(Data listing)

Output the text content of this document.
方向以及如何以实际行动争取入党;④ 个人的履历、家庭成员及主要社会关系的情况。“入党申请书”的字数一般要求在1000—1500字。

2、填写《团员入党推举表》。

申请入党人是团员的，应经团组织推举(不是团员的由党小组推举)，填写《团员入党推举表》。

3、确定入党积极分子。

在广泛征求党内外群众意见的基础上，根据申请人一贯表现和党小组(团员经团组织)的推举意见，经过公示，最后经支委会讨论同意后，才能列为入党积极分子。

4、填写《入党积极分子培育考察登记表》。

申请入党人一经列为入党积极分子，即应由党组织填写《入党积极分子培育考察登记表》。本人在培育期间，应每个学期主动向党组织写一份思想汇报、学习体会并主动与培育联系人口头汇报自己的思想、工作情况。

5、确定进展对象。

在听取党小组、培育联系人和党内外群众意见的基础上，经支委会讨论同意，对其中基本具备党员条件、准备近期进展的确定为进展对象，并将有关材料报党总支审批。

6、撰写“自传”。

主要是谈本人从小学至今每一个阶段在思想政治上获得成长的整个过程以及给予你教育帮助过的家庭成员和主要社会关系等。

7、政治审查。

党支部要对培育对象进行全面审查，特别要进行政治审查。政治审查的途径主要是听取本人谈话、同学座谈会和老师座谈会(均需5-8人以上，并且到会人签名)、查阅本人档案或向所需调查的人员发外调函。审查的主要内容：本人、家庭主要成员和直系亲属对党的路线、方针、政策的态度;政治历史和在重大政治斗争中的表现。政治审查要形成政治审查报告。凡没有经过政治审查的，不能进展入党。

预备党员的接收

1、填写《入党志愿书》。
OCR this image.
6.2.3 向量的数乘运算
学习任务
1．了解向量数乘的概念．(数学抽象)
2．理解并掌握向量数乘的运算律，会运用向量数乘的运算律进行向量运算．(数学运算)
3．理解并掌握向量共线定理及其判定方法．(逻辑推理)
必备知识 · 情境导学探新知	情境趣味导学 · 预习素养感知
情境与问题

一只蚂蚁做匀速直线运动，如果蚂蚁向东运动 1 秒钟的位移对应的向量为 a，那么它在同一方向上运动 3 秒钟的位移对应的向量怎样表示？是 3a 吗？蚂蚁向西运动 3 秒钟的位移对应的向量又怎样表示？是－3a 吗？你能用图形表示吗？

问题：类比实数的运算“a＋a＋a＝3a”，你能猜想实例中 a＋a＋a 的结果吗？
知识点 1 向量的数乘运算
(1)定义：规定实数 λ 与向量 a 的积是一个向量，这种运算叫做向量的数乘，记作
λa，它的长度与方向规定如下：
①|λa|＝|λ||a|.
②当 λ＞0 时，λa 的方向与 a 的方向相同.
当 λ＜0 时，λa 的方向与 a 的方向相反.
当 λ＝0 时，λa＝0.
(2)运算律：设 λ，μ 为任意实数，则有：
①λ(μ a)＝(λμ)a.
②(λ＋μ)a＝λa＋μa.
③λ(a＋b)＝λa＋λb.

(WHAT THE EXERCISE ASKS): Pull out every line of the records above that contains the word "的方向与".

(EXERCISE SOLUTION):
②当 λ＞0 时，λa 的方向与 a 的方向相同.
当 λ＜0 时，λa 的方向与 a 的方向相反.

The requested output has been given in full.